■ **THE INPUT**:
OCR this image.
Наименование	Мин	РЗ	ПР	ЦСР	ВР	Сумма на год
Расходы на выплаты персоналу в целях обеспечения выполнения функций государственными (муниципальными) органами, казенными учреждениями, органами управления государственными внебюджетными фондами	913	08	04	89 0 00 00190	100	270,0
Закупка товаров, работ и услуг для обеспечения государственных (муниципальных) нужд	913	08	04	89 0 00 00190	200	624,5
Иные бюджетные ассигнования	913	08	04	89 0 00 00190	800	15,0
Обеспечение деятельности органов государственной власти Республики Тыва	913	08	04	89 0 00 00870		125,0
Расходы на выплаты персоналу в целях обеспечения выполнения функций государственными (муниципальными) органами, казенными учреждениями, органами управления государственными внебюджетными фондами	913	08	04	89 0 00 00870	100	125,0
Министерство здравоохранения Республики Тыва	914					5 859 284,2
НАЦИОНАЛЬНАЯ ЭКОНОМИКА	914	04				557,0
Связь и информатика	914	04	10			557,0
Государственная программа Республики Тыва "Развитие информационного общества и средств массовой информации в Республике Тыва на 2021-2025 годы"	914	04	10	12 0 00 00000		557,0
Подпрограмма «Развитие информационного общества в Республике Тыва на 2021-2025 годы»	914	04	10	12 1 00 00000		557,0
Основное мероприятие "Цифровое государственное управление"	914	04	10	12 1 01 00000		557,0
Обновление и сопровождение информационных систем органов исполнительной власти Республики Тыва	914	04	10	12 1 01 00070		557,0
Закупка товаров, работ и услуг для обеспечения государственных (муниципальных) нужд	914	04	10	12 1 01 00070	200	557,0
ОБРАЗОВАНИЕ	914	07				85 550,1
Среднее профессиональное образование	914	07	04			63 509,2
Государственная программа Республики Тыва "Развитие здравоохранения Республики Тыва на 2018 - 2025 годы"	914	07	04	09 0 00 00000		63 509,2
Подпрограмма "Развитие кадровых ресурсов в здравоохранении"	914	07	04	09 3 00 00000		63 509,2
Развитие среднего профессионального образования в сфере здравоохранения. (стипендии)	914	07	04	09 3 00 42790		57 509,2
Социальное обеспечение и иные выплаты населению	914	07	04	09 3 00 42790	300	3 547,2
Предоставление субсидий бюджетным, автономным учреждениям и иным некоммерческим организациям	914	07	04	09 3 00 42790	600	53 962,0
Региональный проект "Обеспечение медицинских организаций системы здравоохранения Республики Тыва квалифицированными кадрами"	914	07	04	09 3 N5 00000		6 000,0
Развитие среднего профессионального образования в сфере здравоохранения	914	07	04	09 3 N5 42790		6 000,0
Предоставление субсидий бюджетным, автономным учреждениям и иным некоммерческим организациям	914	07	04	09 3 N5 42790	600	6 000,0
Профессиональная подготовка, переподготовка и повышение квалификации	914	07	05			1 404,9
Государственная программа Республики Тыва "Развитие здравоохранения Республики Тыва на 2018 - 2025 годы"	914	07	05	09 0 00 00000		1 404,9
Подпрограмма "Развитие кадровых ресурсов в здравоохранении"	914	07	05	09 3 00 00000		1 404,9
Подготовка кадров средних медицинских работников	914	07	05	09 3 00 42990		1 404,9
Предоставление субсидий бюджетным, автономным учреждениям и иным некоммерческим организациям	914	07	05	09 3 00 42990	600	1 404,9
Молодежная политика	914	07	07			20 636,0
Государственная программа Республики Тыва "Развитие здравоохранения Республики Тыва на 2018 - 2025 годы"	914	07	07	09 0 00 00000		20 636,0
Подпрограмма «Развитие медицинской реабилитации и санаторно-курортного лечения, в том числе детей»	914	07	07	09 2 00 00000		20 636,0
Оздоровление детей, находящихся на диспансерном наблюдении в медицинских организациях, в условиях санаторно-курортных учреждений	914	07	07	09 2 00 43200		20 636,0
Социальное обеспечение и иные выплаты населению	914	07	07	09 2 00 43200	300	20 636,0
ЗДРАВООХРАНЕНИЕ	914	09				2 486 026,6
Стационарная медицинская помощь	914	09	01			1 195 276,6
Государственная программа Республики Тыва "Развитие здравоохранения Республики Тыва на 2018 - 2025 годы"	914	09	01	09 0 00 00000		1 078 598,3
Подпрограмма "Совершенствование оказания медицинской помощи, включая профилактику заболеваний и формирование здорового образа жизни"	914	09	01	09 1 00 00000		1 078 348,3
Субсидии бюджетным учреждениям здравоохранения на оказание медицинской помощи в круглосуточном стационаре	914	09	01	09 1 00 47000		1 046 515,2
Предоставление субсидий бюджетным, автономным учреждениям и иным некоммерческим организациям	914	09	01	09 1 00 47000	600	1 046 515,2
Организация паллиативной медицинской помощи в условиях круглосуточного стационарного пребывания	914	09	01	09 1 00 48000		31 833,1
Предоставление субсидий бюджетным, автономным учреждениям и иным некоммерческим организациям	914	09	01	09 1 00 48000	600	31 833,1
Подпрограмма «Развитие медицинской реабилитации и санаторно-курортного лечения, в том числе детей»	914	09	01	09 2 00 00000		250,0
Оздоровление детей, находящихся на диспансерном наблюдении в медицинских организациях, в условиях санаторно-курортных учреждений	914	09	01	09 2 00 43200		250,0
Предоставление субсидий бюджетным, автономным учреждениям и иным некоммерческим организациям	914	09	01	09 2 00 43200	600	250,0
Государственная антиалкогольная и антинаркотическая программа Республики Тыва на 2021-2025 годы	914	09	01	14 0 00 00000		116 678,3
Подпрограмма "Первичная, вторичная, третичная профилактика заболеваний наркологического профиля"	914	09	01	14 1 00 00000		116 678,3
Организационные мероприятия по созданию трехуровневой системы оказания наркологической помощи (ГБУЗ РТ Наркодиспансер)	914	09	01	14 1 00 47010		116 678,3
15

■ **GIVEN PROBLEM**: Copy out the whole listing exactly.

■ **THE COMPLETED TASK**:
OCR this image.
Наименование	Мин	РЗ	ПР	ЦСР	ВР	Сумма на год
Расходы на выплаты персоналу в целях обеспечения выполнения функций государственными (муниципальными) органами, казенными учреждениями, органами управления государственными внебюджетными фондами	913	08	04	89 0 00 00190	100	270,0
Закупка товаров, работ и услуг для обеспечения государственных (муниципальных) нужд	913	08	04	89 0 00 00190	200	624,5
Иные бюджетные ассигнования	913	08	04	89 0 00 00190	800	15,0
Обеспечение деятельности органов государственной власти Республики Тыва	913	08	04	89 0 00 00870		125,0
Расходы на выплаты персоналу в целях обеспечения выполнения функций государственными (муниципальными) органами, казенными учреждениями, органами управления государственными внебюджетными фондами	913	08	04	89 0 00 00870	100	125,0
Министерство здравоохранения Республики Тыва	914					5 859 284,2
НАЦИОНАЛЬНАЯ ЭКОНОМИКА	914	04				557,0
Связь и информатика	914	04	10			557,0
Государственная программа Республики Тыва "Развитие информационного общества и средств массовой информации в Республике Тыва на 2021-2025 годы"	914	04	10	12 0 00 00000		557,0
Подпрограмма «Развитие информационного общества в Республике Тыва на 2021-2025 годы»	914	04	10	12 1 00 00000		557,0
Основное мероприятие "Цифровое государственное управление"	914	04	10	12 1 01 00000		557,0
Обновление и сопровождение информационных систем органов исполнительной власти Республики Тыва	914	04	10	12 1 01 00070		557,0
Закупка товаров, работ и услуг для обеспечения государственных (муниципальных) нужд	914	04	10	12 1 01 00070	200	557,0
ОБРАЗОВАНИЕ	914	07				85 550,1
Среднее профессиональное образование	914	07	04			63 509,2
Государственная программа Республики Тыва "Развитие здравоохранения Республики Тыва на 2018 - 2025 годы"	914	07	04	09 0 00 00000		63 509,2
Подпрограмма "Развитие кадровых ресурсов в здравоохранении"	914	07	04	09 3 00 00000		63 509,2
Развитие среднего профессионального образования в сфере здравоохранения. (стипендии)	914	07	04	09 3 00 42790		57 509,2
Социальное обеспечение и иные выплаты населению	914	07	04	09 3 00 42790	300	3 547,2
Предоставление субсидий бюджетным, автономным учреждениям и иным некоммерческим организациям	914	07	04	09 3 00 42790	600	53 962,0
Региональный проект "Обеспечение медицинских организаций системы здравоохранения Республики Тыва квалифицированными кадрами"	914	07	04	09 3 N5 00000		6 000,0
Развитие среднего профессионального образования в сфере здравоохранения	914	07	04	09 3 N5 42790		6 000,0
Предоставление субсидий бюджетным, автономным учреждениям и иным некоммерческим организациям	914	07	04	09 3 N5 42790	600	6 000,0
Профессиональная подготовка, переподготовка и повышение квалификации	914	07	05			1 404,9
Государственная программа Республики Тыва "Развитие здравоохранения Республики Тыва на 2018 - 2025 годы"	914	07	05	09 0 00 00000		1 404,9
Подпрограмма "Развитие кадровых ресурсов в здравоохранении"	914	07	05	09 3 00 00000		1 404,9
Подготовка кадров средних медицинских работников	914	07	05	09 3 00 42990		1 404,9
Предоставление субсидий бюджетным, автономным учреждениям и иным некоммерческим организациям	914	07	05	09 3 00 42990	600	1 404,9
Молодежная политика	914	07	07			20 636,0
Государственная программа Республики Тыва "Развитие здравоохранения Республики Тыва на 2018 - 2025 годы"	914	07	07	09 0 00 00000		20 636,0
Подпрограмма «Развитие медицинской реабилитации и санаторно-курортного лечения, в том числе детей»	914	07	07	09 2 00 00000		20 636,0
Оздоровление детей, находящихся на диспансерном наблюдении в медицинских организациях, в условиях санаторно-курортных учреждений	914	07	07	09 2 00 43200		20 636,0
Социальное обеспечение и иные выплаты населению	914	07	07	09 2 00 43200	300	20 636,0
ЗДРАВООХРАНЕНИЕ	914	09				2 486 026,6
Стационарная медицинская помощь	914	09	01			1 195 276,6
Государственная программа Республики Тыва "Развитие здравоохранения Республики Тыва на 2018 - 2025 годы"	914	09	01	09 0 00 00000		1 078 598,3
Подпрограмма "Совершенствование оказания медицинской помощи, включая профилактику заболеваний и формирование здорового образа жизни"	914	09	01	09 1 00 00000		1 078 348,3
Субсидии бюджетным учреждениям здравоохранения на оказание медицинской помощи в круглосуточном стационаре	914	09	01	09 1 00 47000		1 046 515,2
Предоставление субсидий бюджетным, автономным учреждениям и иным некоммерческим организациям	914	09	01	09 1 00 47000	600	1 046 515,2
Организация паллиативной медицинской помощи в условиях круглосуточного стационарного пребывания	914	09	01	09 1 00 48000		31 833,1
Предоставление субсидий бюджетным, автономным учреждениям и иным некоммерческим организациям	914	09	01	09 1 00 48000	600	31 833,1
Подпрограмма «Развитие медицинской реабилитации и санаторно-курортного лечения, в том числе детей»	914	09	01	09 2 00 00000		250,0
Оздоровление детей, находящихся на диспансерном наблюдении в медицинских организациях, в условиях санаторно-курортных учреждений	914	09	01	09 2 00 43200		250,0
Предоставление субсидий бюджетным, автономным учреждениям и иным некоммерческим организациям	914	09	01	09 2 00 43200	600	250,0
Государственная антиалкогольная и антинаркотическая программа Республики Тыва на 2021-2025 годы	914	09	01	14 0 00 00000		116 678,3
Подпрограмма "Первичная, вторичная, третичная профилактика заболеваний наркологического профиля"	914	09	01	14 1 00 00000		116 678,3
Организационные мероприятия по созданию трехуровневой системы оказания наркологической помощи (ГБУЗ РТ Наркодиспансер)	914	09	01	14 1 00 47010		116 678,3
15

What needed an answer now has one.